** Start Materials provided **
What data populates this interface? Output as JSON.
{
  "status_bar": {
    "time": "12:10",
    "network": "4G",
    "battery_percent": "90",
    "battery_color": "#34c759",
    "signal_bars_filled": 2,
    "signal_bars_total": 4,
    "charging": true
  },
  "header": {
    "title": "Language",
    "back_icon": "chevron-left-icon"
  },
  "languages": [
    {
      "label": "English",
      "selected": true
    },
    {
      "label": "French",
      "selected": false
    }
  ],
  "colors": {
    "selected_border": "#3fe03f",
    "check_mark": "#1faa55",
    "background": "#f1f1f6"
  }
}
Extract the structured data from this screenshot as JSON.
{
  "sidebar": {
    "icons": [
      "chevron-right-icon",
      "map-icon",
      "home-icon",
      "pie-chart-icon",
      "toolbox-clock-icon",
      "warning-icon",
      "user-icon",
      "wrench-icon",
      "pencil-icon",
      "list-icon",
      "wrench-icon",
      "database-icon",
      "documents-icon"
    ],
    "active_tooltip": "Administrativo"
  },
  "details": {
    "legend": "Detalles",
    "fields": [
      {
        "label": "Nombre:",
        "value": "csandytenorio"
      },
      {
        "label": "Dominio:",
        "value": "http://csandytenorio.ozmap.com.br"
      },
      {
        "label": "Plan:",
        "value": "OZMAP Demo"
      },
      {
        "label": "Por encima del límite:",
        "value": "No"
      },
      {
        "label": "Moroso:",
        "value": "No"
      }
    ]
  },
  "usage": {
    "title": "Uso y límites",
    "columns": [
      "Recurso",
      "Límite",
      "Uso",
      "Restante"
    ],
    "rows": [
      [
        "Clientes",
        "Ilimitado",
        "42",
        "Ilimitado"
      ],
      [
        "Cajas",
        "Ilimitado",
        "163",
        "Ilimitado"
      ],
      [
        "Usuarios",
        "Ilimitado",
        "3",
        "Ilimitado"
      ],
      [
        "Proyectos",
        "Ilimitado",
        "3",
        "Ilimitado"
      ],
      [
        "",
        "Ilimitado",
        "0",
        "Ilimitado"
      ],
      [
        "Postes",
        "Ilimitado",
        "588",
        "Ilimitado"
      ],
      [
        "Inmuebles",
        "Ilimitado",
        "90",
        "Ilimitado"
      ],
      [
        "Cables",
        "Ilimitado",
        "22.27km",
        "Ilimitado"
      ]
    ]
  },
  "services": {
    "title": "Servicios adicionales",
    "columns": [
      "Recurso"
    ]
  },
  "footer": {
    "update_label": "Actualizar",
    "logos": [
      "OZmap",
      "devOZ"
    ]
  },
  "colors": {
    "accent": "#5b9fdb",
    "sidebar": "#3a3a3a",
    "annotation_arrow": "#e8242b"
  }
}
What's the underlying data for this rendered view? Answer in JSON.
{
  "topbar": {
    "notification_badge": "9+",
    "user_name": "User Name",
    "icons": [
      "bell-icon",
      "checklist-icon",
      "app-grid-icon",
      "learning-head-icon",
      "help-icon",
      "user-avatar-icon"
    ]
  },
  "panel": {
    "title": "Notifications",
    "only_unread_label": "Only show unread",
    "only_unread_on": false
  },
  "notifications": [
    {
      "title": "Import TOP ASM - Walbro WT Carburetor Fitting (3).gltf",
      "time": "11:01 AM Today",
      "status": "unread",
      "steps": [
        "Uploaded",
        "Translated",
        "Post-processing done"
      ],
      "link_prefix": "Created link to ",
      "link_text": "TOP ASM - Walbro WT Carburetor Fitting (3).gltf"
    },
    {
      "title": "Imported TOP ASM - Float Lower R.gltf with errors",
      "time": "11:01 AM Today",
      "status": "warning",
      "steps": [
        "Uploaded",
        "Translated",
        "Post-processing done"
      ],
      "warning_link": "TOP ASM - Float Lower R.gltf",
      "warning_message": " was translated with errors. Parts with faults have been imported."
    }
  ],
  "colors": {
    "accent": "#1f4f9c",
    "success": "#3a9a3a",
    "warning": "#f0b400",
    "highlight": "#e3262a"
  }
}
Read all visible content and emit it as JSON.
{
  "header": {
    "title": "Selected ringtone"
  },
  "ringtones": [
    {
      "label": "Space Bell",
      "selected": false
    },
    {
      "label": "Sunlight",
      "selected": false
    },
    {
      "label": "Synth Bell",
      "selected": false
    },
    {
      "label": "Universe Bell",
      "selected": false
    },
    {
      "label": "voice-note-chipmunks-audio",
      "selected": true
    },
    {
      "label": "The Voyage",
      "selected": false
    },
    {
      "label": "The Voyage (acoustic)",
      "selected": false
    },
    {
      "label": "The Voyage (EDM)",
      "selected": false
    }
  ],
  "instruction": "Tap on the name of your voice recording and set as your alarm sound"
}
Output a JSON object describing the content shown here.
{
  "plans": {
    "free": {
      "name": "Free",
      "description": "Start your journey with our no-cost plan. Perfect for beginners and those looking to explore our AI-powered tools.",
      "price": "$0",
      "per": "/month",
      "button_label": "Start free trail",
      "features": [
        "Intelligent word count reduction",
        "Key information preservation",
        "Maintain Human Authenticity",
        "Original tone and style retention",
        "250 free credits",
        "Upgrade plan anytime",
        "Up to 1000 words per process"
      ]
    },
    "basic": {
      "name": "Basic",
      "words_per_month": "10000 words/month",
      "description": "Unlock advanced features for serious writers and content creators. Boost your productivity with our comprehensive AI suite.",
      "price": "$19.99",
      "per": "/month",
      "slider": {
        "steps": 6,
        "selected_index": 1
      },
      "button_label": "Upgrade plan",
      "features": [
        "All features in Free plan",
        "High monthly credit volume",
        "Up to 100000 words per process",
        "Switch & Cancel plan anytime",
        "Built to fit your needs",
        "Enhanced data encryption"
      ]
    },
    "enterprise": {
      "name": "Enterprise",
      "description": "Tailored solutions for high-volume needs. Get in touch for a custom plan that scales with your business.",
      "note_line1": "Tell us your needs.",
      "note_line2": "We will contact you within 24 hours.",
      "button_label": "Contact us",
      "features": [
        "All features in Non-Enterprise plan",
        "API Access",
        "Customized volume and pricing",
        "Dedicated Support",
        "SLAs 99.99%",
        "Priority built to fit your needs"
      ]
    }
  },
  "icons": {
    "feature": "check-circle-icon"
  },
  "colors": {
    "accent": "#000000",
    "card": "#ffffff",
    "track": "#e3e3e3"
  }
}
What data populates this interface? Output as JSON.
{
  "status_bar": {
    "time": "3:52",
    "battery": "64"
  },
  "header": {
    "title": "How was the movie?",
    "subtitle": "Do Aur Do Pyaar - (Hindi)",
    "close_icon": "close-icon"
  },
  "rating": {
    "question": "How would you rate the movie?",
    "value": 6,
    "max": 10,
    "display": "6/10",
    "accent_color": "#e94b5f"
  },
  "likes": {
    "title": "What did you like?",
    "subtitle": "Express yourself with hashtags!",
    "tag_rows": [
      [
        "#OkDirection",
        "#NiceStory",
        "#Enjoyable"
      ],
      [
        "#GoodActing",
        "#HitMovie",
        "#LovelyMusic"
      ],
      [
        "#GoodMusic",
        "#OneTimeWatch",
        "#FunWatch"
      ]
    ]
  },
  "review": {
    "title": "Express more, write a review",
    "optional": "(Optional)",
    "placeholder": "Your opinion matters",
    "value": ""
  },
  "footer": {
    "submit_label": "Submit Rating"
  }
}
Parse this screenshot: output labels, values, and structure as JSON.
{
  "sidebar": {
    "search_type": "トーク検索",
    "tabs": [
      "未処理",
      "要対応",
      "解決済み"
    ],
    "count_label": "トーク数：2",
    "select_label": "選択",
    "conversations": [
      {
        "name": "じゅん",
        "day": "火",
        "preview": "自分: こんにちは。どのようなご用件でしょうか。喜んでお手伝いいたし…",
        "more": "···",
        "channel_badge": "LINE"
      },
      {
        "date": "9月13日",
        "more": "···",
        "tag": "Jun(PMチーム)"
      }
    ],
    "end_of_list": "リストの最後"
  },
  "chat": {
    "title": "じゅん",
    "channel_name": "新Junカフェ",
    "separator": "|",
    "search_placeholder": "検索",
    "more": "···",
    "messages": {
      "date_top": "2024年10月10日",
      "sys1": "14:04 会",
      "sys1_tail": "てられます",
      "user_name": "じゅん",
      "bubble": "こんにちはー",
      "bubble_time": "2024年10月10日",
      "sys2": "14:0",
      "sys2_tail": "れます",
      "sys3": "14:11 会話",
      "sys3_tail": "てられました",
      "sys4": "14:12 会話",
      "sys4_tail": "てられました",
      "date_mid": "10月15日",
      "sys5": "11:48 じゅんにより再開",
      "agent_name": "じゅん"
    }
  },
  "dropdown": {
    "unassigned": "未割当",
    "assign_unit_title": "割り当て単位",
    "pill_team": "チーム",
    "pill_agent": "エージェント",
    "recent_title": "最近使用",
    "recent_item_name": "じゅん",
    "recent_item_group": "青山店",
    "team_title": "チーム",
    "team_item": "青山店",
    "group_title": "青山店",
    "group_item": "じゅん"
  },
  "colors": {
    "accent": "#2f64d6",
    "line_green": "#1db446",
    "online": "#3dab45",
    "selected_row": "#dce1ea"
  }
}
** End Materials provided **
→ **To do**: Extract all lines of the records above that include "screenshot".

→ **The answer**:
Extract the structured data from this screenshot as JSON.
Parse this screenshot: output labels, values, and structure as JSON.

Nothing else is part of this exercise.